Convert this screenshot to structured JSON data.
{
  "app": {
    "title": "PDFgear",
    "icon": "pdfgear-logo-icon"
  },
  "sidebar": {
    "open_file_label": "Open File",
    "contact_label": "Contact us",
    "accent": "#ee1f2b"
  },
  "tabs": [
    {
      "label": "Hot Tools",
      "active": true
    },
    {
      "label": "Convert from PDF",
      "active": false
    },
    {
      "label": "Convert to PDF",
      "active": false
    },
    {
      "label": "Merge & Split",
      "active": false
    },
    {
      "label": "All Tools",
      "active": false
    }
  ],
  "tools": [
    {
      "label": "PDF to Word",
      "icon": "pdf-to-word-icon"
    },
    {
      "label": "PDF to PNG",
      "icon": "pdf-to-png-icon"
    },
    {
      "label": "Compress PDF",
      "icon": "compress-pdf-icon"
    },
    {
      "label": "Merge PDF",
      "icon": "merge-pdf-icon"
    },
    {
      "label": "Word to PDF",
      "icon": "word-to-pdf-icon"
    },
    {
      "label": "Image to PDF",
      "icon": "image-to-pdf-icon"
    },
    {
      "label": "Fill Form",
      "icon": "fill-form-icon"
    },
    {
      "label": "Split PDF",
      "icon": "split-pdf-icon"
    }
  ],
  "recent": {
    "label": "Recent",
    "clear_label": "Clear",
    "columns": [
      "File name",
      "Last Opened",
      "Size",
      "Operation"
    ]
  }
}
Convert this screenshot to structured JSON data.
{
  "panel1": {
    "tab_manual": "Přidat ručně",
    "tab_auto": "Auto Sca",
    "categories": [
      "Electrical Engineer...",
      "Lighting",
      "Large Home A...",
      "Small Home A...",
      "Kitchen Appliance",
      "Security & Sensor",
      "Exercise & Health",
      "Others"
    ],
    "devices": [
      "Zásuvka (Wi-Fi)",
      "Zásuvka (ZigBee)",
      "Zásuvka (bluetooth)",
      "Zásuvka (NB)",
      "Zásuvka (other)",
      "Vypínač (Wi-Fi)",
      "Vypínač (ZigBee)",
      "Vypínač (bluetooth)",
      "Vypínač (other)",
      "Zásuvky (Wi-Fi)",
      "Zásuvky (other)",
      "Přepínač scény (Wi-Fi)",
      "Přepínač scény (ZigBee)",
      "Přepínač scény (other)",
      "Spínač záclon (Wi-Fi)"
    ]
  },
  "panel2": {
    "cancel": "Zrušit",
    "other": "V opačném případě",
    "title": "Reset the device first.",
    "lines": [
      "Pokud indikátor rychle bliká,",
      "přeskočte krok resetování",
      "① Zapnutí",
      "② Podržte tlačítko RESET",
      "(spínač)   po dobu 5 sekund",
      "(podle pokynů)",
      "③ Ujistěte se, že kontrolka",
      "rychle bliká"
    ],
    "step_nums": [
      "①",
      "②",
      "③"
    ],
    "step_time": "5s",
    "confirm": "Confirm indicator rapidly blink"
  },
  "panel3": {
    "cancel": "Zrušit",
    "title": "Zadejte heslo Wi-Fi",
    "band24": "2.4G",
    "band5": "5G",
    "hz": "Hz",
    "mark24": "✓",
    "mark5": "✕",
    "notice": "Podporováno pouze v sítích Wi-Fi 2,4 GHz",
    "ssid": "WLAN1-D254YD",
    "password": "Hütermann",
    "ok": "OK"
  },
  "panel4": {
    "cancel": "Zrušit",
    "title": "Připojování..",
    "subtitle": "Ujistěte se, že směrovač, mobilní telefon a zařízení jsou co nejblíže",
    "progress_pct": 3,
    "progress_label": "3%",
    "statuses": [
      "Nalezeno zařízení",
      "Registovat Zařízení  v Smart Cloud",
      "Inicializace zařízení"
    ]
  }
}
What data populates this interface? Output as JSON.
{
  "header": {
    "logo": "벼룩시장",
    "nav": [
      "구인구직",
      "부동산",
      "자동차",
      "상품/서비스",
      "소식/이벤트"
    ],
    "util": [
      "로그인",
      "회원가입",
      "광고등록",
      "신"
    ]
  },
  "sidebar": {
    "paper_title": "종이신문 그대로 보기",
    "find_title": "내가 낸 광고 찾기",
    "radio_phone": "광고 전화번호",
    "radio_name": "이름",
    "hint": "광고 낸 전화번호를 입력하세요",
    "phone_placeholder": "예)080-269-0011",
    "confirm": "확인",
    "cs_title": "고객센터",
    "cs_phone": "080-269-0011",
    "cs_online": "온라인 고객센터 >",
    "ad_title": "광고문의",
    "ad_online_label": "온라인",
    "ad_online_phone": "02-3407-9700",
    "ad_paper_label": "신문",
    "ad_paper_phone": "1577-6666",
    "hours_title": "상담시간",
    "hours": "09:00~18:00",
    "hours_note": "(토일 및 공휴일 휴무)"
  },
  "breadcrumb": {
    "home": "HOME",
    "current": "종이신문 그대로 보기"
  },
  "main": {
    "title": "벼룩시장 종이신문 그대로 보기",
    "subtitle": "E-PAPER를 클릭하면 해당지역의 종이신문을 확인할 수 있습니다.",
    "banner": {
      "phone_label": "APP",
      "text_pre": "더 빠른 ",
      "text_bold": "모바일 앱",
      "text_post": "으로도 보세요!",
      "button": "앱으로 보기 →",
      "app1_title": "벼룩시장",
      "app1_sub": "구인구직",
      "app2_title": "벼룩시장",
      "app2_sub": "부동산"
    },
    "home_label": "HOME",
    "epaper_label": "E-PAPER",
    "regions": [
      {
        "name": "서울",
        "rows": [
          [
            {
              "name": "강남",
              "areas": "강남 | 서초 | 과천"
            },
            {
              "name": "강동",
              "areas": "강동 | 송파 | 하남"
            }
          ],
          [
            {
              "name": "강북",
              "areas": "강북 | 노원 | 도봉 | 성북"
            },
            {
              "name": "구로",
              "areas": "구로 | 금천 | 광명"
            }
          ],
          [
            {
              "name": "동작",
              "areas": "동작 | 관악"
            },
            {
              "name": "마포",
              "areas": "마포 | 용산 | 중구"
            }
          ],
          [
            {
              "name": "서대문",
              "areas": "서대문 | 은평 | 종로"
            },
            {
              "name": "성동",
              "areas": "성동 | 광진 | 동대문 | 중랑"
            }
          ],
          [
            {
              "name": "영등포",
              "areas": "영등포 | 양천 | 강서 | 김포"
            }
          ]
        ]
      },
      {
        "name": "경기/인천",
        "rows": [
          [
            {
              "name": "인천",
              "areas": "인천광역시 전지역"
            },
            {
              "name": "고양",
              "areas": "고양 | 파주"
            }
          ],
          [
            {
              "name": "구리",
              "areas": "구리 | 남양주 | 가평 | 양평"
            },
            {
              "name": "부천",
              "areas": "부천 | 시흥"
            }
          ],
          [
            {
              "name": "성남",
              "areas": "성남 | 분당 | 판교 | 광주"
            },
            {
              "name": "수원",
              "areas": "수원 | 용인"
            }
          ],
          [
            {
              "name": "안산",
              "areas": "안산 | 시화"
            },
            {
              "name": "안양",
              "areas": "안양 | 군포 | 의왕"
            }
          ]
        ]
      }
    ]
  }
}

---

Please output the entire listing exactly as it stands.

Convert this screenshot to structured JSON data.
{
  "app": {
    "title": "PDFgear",
    "icon": "pdfgear-logo-icon"
  },
  "sidebar": {
    "open_file_label": "Open File",
    "contact_label": "Contact us",
    "accent": "#ee1f2b"
  },
  "tabs": [
    {
      "label": "Hot Tools",
      "active": true
    },
    {
      "label": "Convert from PDF",
      "active": false
    },
    {
      "label": "Convert to PDF",
      "active": false
    },
    {
      "label": "Merge & Split",
      "active": false
    },
    {
      "label": "All Tools",
      "active": false
    }
  ],
  "tools": [
    {
      "label": "PDF to Word",
      "icon": "pdf-to-word-icon"
    },
    {
      "label": "PDF to PNG",
      "icon": "pdf-to-png-icon"
    },
    {
      "label": "Compress PDF",
      "icon": "compress-pdf-icon"
    },
    {
      "label": "Merge PDF",
      "icon": "merge-pdf-icon"
    },
    {
      "label": "Word to PDF",
      "icon": "word-to-pdf-icon"
    },
    {
      "label": "Image to PDF",
      "icon": "image-to-pdf-icon"
    },
    {
      "label": "Fill Form",
      "icon": "fill-form-icon"
    },
    {
      "label": "Split PDF",
      "icon": "split-pdf-icon"
    }
  ],
  "recent": {
    "label": "Recent",
    "clear_label": "Clear",
    "columns": [
      "File name",
      "Last Opened",
      "Size",
      "Operation"
    ]
  }
}
Convert this screenshot to structured JSON data.
{
  "panel1": {
    "tab_manual": "Přidat ručně",
    "tab_auto": "Auto Sca",
    "categories": [
      "Electrical Engineer...",
      "Lighting",
      "Large Home A...",
      "Small Home A...",
      "Kitchen Appliance",
      "Security & Sensor",
      "Exercise & Health",
      "Others"
    ],
    "devices": [
      "Zásuvka (Wi-Fi)",
      "Zásuvka (ZigBee)",
      "Zásuvka (bluetooth)",
      "Zásuvka (NB)",
      "Zásuvka (other)",
      "Vypínač (Wi-Fi)",
      "Vypínač (ZigBee)",
      "Vypínač (bluetooth)",
      "Vypínač (other)",
      "Zásuvky (Wi-Fi)",
      "Zásuvky (other)",
      "Přepínač scény (Wi-Fi)",
      "Přepínač scény (ZigBee)",
      "Přepínač scény (other)",
      "Spínač záclon (Wi-Fi)"
    ]
  },
  "panel2": {
    "cancel": "Zrušit",
    "other": "V opačném případě",
    "title": "Reset the device first.",
    "lines": [
      "Pokud indikátor rychle bliká,",
      "přeskočte krok resetování",
      "① Zapnutí",
      "② Podržte tlačítko RESET",
      "(spínač)   po dobu 5 sekund",
      "(podle pokynů)",
      "③ Ujistěte se, že kontrolka",
      "rychle bliká"
    ],
    "step_nums": [
      "①",
      "②",
      "③"
    ],
    "step_time": "5s",
    "confirm": "Confirm indicator rapidly blink"
  },
  "panel3": {
    "cancel": "Zrušit",
    "title": "Zadejte heslo Wi-Fi",
    "band24": "2.4G",
    "band5": "5G",
    "hz": "Hz",
    "mark24": "✓",
    "mark5": "✕",
    "notice": "Podporováno pouze v sítích Wi-Fi 2,4 GHz",
    "ssid": "WLAN1-D254YD",
    "password": "Hütermann",
    "ok": "OK"
  },
  "panel4": {
    "cancel": "Zrušit",
    "title": "Připojování..",
    "subtitle": "Ujistěte se, že směrovač, mobilní telefon a zařízení jsou co nejblíže",
    "progress_pct": 3,
    "progress_label": "3%",
    "statuses": [
      "Nalezeno zařízení",
      "Registovat Zařízení  v Smart Cloud",
      "Inicializace zařízení"
    ]
  }
}
What data populates this interface? Output as JSON.
{
  "header": {
    "logo": "벼룩시장",
    "nav": [
      "구인구직",
      "부동산",
      "자동차",
      "상품/서비스",
      "소식/이벤트"
    ],
    "util": [
      "로그인",
      "회원가입",
      "광고등록",
      "신"
    ]
  },
  "sidebar": {
    "paper_title": "종이신문 그대로 보기",
    "find_title": "내가 낸 광고 찾기",
    "radio_phone": "광고 전화번호",
    "radio_name": "이름",
    "hint": "광고 낸 전화번호를 입력하세요",
    "phone_placeholder": "예)080-269-0011",
    "confirm": "확인",
    "cs_title": "고객센터",
    "cs_phone": "080-269-0011",
    "cs_online": "온라인 고객센터 >",
    "ad_title": "광고문의",
    "ad_online_label": "온라인",
    "ad_online_phone": "02-3407-9700",
    "ad_paper_label": "신문",
    "ad_paper_phone": "1577-6666",
    "hours_title": "상담시간",
    "hours": "09:00~18:00",
    "hours_note": "(토일 및 공휴일 휴무)"
  },
  "breadcrumb": {
    "home": "HOME",
    "current": "종이신문 그대로 보기"
  },
  "main": {
    "title": "벼룩시장 종이신문 그대로 보기",
    "subtitle": "E-PAPER를 클릭하면 해당지역의 종이신문을 확인할 수 있습니다.",
    "banner": {
      "phone_label": "APP",
      "text_pre": "더 빠른 ",
      "text_bold": "모바일 앱",
      "text_post": "으로도 보세요!",
      "button": "앱으로 보기 →",
      "app1_title": "벼룩시장",
      "app1_sub": "구인구직",
      "app2_title": "벼룩시장",
      "app2_sub": "부동산"
    },
    "home_label": "HOME",
    "epaper_label": "E-PAPER",
    "regions": [
      {
        "name": "서울",
        "rows": [
          [
            {
              "name": "강남",
              "areas": "강남 | 서초 | 과천"
            },
            {
              "name": "강동",
              "areas": "강동 | 송파 | 하남"
            }
          ],
          [
            {
              "name": "강북",
              "areas": "강북 | 노원 | 도봉 | 성북"
            },
            {
              "name": "구로",
              "areas": "구로 | 금천 | 광명"
            }
          ],
          [
            {
              "name": "동작",
              "areas": "동작 | 관악"
            },
            {
              "name": "마포",
              "areas": "마포 | 용산 | 중구"
            }
          ],
          [
            {
              "name": "서대문",
              "areas": "서대문 | 은평 | 종로"
            },
            {
              "name": "성동",
              "areas": "성동 | 광진 | 동대문 | 중랑"
            }
          ],
          [
            {
              "name": "영등포",
              "areas": "영등포 | 양천 | 강서 | 김포"
            }
          ]
        ]
      },
      {
        "name": "경기/인천",
        "rows": [
          [
            {
              "name": "인천",
              "areas": "인천광역시 전지역"
            },
            {
              "name": "고양",
              "areas": "고양 | 파주"
            }
          ],
          [
            {
              "name": "구리",
              "areas": "구리 | 남양주 | 가평 | 양평"
            },
            {
              "name": "부천",
              "areas": "부천 | 시흥"
            }
          ],
          [
            {
              "name": "성남",
              "areas": "성남 | 분당 | 판교 | 광주"
            },
            {
              "name": "수원",
              "areas": "수원 | 용인"
            }
          ],
          [
            {
              "name": "안산",
              "areas": "안산 | 시화"
            },
            {
              "name": "안양",
              "areas": "안양 | 군포 | 의왕"
            }
          ]
        ]
      }
    ]
  }
}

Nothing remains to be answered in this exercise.